**Records**.
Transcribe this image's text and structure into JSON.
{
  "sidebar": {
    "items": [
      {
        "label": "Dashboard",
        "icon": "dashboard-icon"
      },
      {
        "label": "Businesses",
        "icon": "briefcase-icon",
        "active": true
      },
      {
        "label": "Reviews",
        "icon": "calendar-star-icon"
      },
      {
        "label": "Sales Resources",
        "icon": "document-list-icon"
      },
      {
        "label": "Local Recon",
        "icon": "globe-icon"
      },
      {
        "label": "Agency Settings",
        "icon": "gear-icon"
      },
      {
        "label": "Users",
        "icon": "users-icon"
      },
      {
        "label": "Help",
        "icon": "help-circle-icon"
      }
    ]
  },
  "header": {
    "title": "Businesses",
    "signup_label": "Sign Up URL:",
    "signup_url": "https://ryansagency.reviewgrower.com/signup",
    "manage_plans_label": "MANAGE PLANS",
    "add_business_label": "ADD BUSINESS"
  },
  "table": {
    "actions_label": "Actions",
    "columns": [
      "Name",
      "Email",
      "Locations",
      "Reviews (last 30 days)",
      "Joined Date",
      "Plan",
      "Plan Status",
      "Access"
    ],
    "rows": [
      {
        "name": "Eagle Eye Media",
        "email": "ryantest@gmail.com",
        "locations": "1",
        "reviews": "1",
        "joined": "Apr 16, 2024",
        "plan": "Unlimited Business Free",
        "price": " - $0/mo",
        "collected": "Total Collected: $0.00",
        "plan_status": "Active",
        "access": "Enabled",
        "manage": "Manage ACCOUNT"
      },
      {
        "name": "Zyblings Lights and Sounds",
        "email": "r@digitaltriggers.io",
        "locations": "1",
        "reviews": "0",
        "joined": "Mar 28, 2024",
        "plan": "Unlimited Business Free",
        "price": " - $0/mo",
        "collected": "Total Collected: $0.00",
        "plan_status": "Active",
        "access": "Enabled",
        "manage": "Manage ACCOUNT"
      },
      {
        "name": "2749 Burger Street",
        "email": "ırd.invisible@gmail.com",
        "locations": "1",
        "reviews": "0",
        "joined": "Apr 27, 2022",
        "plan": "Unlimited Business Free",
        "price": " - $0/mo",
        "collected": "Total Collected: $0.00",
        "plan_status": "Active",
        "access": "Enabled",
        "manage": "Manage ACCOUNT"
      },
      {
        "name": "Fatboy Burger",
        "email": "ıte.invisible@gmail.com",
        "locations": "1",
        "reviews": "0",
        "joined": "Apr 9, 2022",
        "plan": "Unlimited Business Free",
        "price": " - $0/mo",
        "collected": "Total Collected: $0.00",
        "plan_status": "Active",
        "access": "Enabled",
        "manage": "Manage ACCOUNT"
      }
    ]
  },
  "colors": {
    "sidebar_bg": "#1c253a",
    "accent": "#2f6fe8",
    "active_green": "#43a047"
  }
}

**Task prompt**. Write the whole listing out again. Keep every line exactly as it is.

**Correct output**.
Transcribe this image's text and structure into JSON.
{
  "sidebar": {
    "items": [
      {
        "label": "Dashboard",
        "icon": "dashboard-icon"
      },
      {
        "label": "Businesses",
        "icon": "briefcase-icon",
        "active": true
      },
      {
        "label": "Reviews",
        "icon": "calendar-star-icon"
      },
      {
        "label": "Sales Resources",
        "icon": "document-list-icon"
      },
      {
        "label": "Local Recon",
        "icon": "globe-icon"
      },
      {
        "label": "Agency Settings",
        "icon": "gear-icon"
      },
      {
        "label": "Users",
        "icon": "users-icon"
      },
      {
        "label": "Help",
        "icon": "help-circle-icon"
      }
    ]
  },
  "header": {
    "title": "Businesses",
    "signup_label": "Sign Up URL:",
    "signup_url": "https://ryansagency.reviewgrower.com/signup",
    "manage_plans_label": "MANAGE PLANS",
    "add_business_label": "ADD BUSINESS"
  },
  "table": {
    "actions_label": "Actions",
    "columns": [
      "Name",
      "Email",
      "Locations",
      "Reviews (last 30 days)",
      "Joined Date",
      "Plan",
      "Plan Status",
      "Access"
    ],
    "rows": [
      {
        "name": "Eagle Eye Media",
        "email": "ryantest@gmail.com",
        "locations": "1",
        "reviews": "1",
        "joined": "Apr 16, 2024",
        "plan": "Unlimited Business Free",
        "price": " - $0/mo",
        "collected": "Total Collected: $0.00",
        "plan_status": "Active",
        "access": "Enabled",
        "manage": "Manage ACCOUNT"
      },
      {
        "name": "Zyblings Lights and Sounds",
        "email": "r@digitaltriggers.io",
        "locations": "1",
        "reviews": "0",
        "joined": "Mar 28, 2024",
        "plan": "Unlimited Business Free",
        "price": " - $0/mo",
        "collected": "Total Collected: $0.00",
        "plan_status": "Active",
        "access": "Enabled",
        "manage": "Manage ACCOUNT"
      },
      {
        "name": "2749 Burger Street",
        "email": "ırd.invisible@gmail.com",
        "locations": "1",
        "reviews": "0",
        "joined": "Apr 27, 2022",
        "plan": "Unlimited Business Free",
        "price": " - $0/mo",
        "collected": "Total Collected: $0.00",
        "plan_status": "Active",
        "access": "Enabled",
        "manage": "Manage ACCOUNT"
      },
      {
        "name": "Fatboy Burger",
        "email": "ıte.invisible@gmail.com",
        "locations": "1",
        "reviews": "0",
        "joined": "Apr 9, 2022",
        "plan": "Unlimited Business Free",
        "price": " - $0/mo",
        "collected": "Total Collected: $0.00",
        "plan_status": "Active",
        "access": "Enabled",
        "manage": "Manage ACCOUNT"
      }
    ]
  },
  "colors": {
    "sidebar_bg": "#1c253a",
    "accent": "#2f6fe8",
    "active_green": "#43a047"
  }
}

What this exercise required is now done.